*Set problem:* Rewrite the entries that begin at the line that has "math-palette: More [18,406,80,687]" and stop after the line that has "window-title: Review Test", with "palette" changed to "keypad" and everything else left as it is.

*Entries:*
__________

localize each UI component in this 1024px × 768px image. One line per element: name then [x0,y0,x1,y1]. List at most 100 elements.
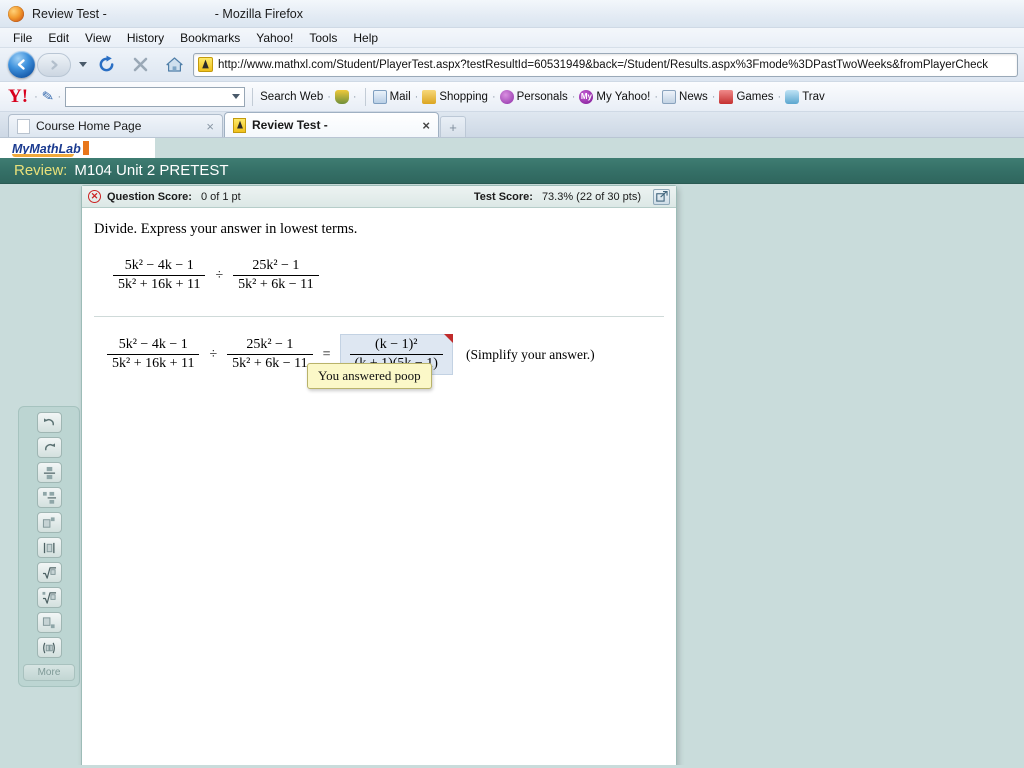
math-palette: More [18,406,80,687]
palette-nth-root-button[interactable] [36,587,62,608]
toolbar-item-games[interactable]: Games [719,89,774,104]
menu-yahoo[interactable]: Yahoo! [249,30,300,46]
stop-button[interactable] [125,51,155,79]
fraction-numerator: 25k² − 1 [252,258,300,273]
news-icon [662,89,677,104]
palette-subscript-button[interactable] [36,612,62,633]
mymathlab-logo-bar: MyMathLab [0,138,155,158]
expand-window-icon[interactable] [653,188,670,205]
mail-icon [372,89,387,104]
simplify-hint: (Simplify your answer.) [465,346,595,362]
palette-fraction-button[interactable] [36,462,62,483]
red-corner-indicator-icon[interactable] [443,334,453,343]
toolbar-separator-2 [364,87,366,106]
back-forward-dropdown-icon[interactable] [79,62,87,67]
window-title-right: - Mozilla Firefox [214,6,304,21]
logo-accent-icon [82,140,89,155]
window-title: Review Test - - Mozilla Firefox [32,7,303,21]
page-title: M104 Unit 2 PRETEST [74,162,229,179]
question-score-value: 0 of 1 pt [200,190,241,203]
toolbar-dot-6: · [491,90,496,103]
home-button[interactable] [159,51,189,79]
palette-undo-button[interactable] [36,412,62,433]
palette-parentheses-button[interactable] [36,637,62,658]
back-button[interactable] [6,51,36,79]
shield-icon[interactable] [334,89,349,104]
tab-course-home-page[interactable]: Course Home Page × [8,114,223,137]
search-web-button[interactable]: Search Web [260,91,323,103]
tab-close-icon[interactable]: × [422,119,430,132]
games-icon [719,89,734,104]
toolbar-dot-1: · [34,90,38,103]
menu-file[interactable]: File [6,30,39,46]
section-divider [94,316,664,317]
reload-icon [99,55,113,72]
tab-strip: Course Home Page × Review Test - × + [0,112,1024,138]
browser-titlebar: Review Test - - Mozilla Firefox [0,0,1024,28]
reload-button[interactable] [91,51,121,79]
divide-operator: ÷ [209,346,218,362]
pencil-icon[interactable]: ✎ [40,87,55,106]
my-yahoo-icon: My [579,89,594,104]
new-tab-button[interactable]: + [440,116,466,137]
logo-swoosh-icon [12,154,74,157]
menu-tools[interactable]: Tools [302,30,344,46]
address-bar[interactable]: http://www.mathxl.com/Student/PlayerTest… [193,52,1018,77]
fraction-numerator: 5k² − 4k − 1 [124,258,194,273]
firefox-icon [233,117,246,133]
toolbar-item-label: Mail [389,90,411,103]
answered-tooltip: You answered poop [307,363,432,389]
toolbar-dot-5: · [414,90,419,103]
toolbar-item-label: My Yahoo! [596,90,651,103]
question-body: Divide. Express your answer in lowest te… [82,208,676,765]
address-bar-text[interactable]: http://www.mathxl.com/Student/PlayerTest… [218,59,988,71]
travel-icon [785,89,800,104]
toolbar-item-my-yahoo[interactable]: My My Yahoo! [579,89,651,104]
answer-fraction-1: 5k² − 4k − 1 5k² + 16k + 11 [107,337,200,372]
firefox-icon [8,5,24,22]
menu-help[interactable]: Help [346,30,385,46]
tab-close-icon[interactable]: × [206,120,214,133]
toolbar-item-shopping[interactable]: Shopping [422,89,488,104]
test-score-value: 73.3% (22 of 30 pts) [541,190,641,203]
toolbar-item-travel[interactable]: Trav [785,89,825,104]
toolbar-separator-1 [252,87,254,106]
tab-label: Course Home Page [36,119,142,133]
toolbar-dot-4: · [352,90,357,103]
fraction-denominator: 5k² + 6k − 11 [233,275,319,293]
forward-button[interactable] [37,52,71,77]
toolbar-item-mail[interactable]: Mail [372,89,411,104]
fraction-denominator: 5k² + 16k + 11 [113,275,206,293]
home-icon [165,57,183,72]
toolbar-item-news[interactable]: News [662,89,708,104]
fraction-denominator: 5k² + 16k + 11 [107,354,200,372]
toolbar-item-personals[interactable]: Personals [499,89,568,104]
tab-review-test[interactable]: Review Test - × [224,112,439,137]
palette-exponent-button[interactable] [36,512,62,533]
menu-bookmarks[interactable]: Bookmarks [173,30,247,46]
palette-more-button[interactable]: More [23,664,75,681]
review-label: Review: [14,162,68,179]
palette-square-root-button[interactable] [36,562,62,583]
palette-mixed-fraction-button[interactable] [36,487,62,508]
search-input[interactable] [65,86,246,107]
search-dropdown-icon[interactable] [232,94,241,99]
search-web-label: Search Web [260,90,324,103]
fraction-numerator: 25k² − 1 [246,337,294,352]
navigation-toolbar: http://www.mathxl.com/Student/PlayerTest… [0,48,1024,82]
fraction-numerator: (k − 1)² [375,337,418,352]
menu-view[interactable]: View [78,30,118,46]
palette-redo-button[interactable] [36,437,62,458]
shopping-bag-icon [422,89,437,104]
palette-absolute-value-button[interactable] [36,537,62,558]
window-title-left: Review Test - [32,6,107,21]
toolbar-dot-2: · [57,90,62,103]
incorrect-x-icon: ✕ [88,190,101,203]
toolbar-dot-3: · [327,90,331,103]
yahoo-logo-icon[interactable]: Y! [6,87,30,106]
question-panel: ✕ Question Score: 0 of 1 pt Test Score: … [81,185,677,765]
menu-edit[interactable]: Edit [41,30,76,46]
equals-operator: = [322,346,331,362]
menu-history[interactable]: History [120,30,171,46]
site-favicon-icon [198,57,213,72]
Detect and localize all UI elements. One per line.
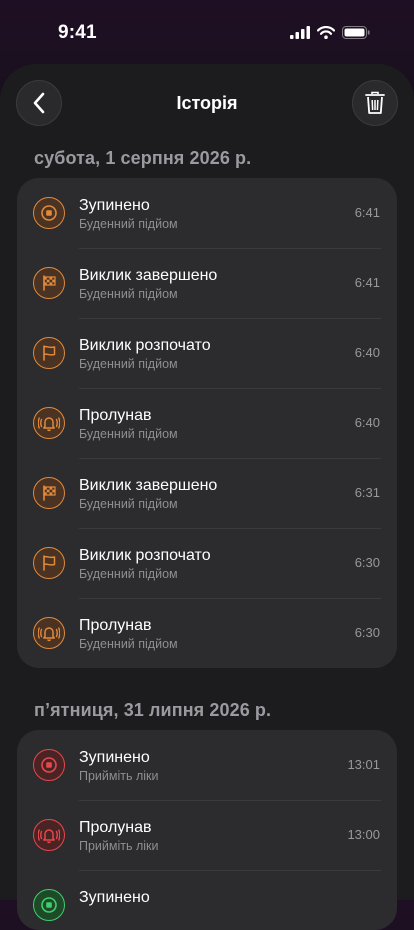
wifi-icon bbox=[317, 26, 335, 39]
stop-icon bbox=[33, 889, 65, 921]
history-row[interactable]: Зупинено Прийміть ліки 13:01 bbox=[17, 730, 397, 800]
row-time: 13:01 bbox=[347, 757, 380, 772]
history-row[interactable]: Виклик завершено Буденний підйом 6:31 bbox=[17, 458, 397, 528]
row-subtitle: Буденний підйом bbox=[79, 287, 178, 301]
delete-history-button[interactable] bbox=[352, 80, 398, 126]
row-title: Виклик завершено bbox=[79, 267, 217, 285]
ringing-bell-icon bbox=[33, 407, 65, 439]
row-time: 6:30 bbox=[355, 555, 380, 570]
row-title: Зупинено bbox=[79, 197, 150, 215]
history-row[interactable]: Зупинено Буденний підйом 6:41 bbox=[17, 178, 397, 248]
row-title: Пролунав bbox=[79, 407, 152, 425]
row-subtitle: Прийміть ліки bbox=[79, 839, 159, 853]
row-time: 6:30 bbox=[355, 625, 380, 640]
flag-icon bbox=[33, 547, 65, 579]
nav-bar: Історія bbox=[0, 80, 414, 128]
day-card: ЗупиненоБуденний підйом6:41Виклик заверш… bbox=[17, 178, 397, 668]
status-time: 9:41 bbox=[58, 22, 97, 44]
row-time: 6:41 bbox=[355, 205, 380, 220]
battery-icon bbox=[342, 26, 370, 39]
day-header: субота, 1 серпня 2026 р. bbox=[34, 148, 251, 169]
row-time: 6:40 bbox=[355, 345, 380, 360]
stop-icon bbox=[33, 749, 65, 781]
checkered-flag-icon bbox=[33, 267, 65, 299]
row-title: Зупинено bbox=[79, 749, 150, 767]
row-title: Виклик завершено bbox=[79, 477, 217, 495]
history-row[interactable]: Виклик розпочато Буденний підйом 6:40 bbox=[17, 318, 397, 388]
signal-icon bbox=[290, 26, 310, 39]
row-subtitle: Буденний підйом bbox=[79, 427, 178, 441]
history-row[interactable]: Виклик завершено Буденний підйом 6:41 bbox=[17, 248, 397, 318]
row-subtitle: Буденний підйом bbox=[79, 217, 178, 231]
history-row[interactable]: Пролунав Прийміть ліки 13:00 bbox=[17, 800, 397, 870]
trash-icon bbox=[365, 91, 385, 115]
stop-icon bbox=[33, 197, 65, 229]
row-subtitle: Буденний підйом bbox=[79, 497, 178, 511]
flag-icon bbox=[33, 337, 65, 369]
day-card: Зупинено Прийміть ліки 13:01 Пролунав Приймі… bbox=[17, 730, 397, 930]
ringing-bell-icon bbox=[33, 617, 65, 649]
row-subtitle: Буденний підйом bbox=[79, 637, 178, 651]
history-row[interactable]: Виклик розпочато Буденний підйом 6:30 bbox=[17, 528, 397, 598]
row-subtitle: Прийміть ліки bbox=[79, 769, 159, 783]
ringing-bell-icon bbox=[33, 819, 65, 851]
status-icons bbox=[290, 26, 370, 39]
history-row[interactable]: Пролунав Буденний підйом 6:40 bbox=[17, 388, 397, 458]
row-title: Виклик розпочато bbox=[79, 337, 211, 355]
row-time: 6:41 bbox=[355, 275, 380, 290]
row-title: Зупинено bbox=[79, 889, 150, 907]
checkered-flag-icon bbox=[33, 477, 65, 509]
status-bar: 9:41 bbox=[0, 0, 414, 64]
row-time: 6:40 bbox=[355, 415, 380, 430]
row-title: Пролунав bbox=[79, 617, 152, 635]
history-row[interactable]: Зупинено bbox=[17, 870, 397, 930]
day-header: п’ятниця, 31 липня 2026 р. bbox=[34, 700, 271, 721]
row-title: Виклик розпочато bbox=[79, 547, 211, 565]
history-sheet: Історія субота, 1 серпня 2026 р. Зупинен… bbox=[0, 64, 414, 900]
row-title: Пролунав bbox=[79, 819, 152, 837]
row-time: 6:31 bbox=[355, 485, 380, 500]
history-row[interactable]: Пролунав Буденний підйом 6:30 bbox=[17, 598, 397, 668]
row-subtitle: Буденний підйом bbox=[79, 567, 178, 581]
row-subtitle: Буденний підйом bbox=[79, 357, 178, 371]
row-time: 13:00 bbox=[347, 827, 380, 842]
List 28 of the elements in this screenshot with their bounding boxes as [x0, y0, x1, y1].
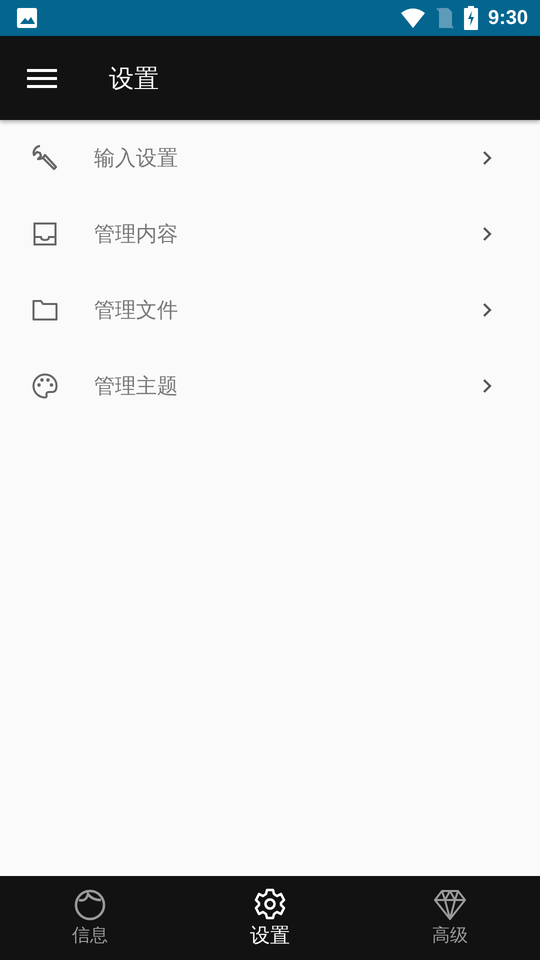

__________

*Problem solution:*
math-keypad: More [18,406,80,687]
keypad-nth-root-button[interactable] [36,587,62,608]
toolbar-item-games[interactable]: Games [719,89,774,104]
menu-yahoo[interactable]: Yahoo! [249,30,300,46]
stop-button[interactable] [125,51,155,79]
fraction-numerator: 25k² − 1 [252,258,300,273]
news-icon [662,89,677,104]
keypad-subscript-button[interactable] [36,612,62,633]
mymathlab-logo-bar: MyMathLab [0,138,155,158]
expand-window-icon[interactable] [653,188,670,205]
mail-icon [372,89,387,104]
simplify-hint: (Simplify your answer.) [465,346,595,362]
keypad-fraction-button[interactable] [36,462,62,483]
red-corner-indicator-icon[interactable] [443,334,453,343]
toolbar-separator-2 [364,87,366,106]
back-forward-dropdown-icon[interactable] [79,62,87,67]
window-title-right: - Mozilla Firefox [214,6,304,21]
logo-accent-icon [82,140,89,155]
window-title: Review Test - - Mozilla Firefox [32,7,303,21]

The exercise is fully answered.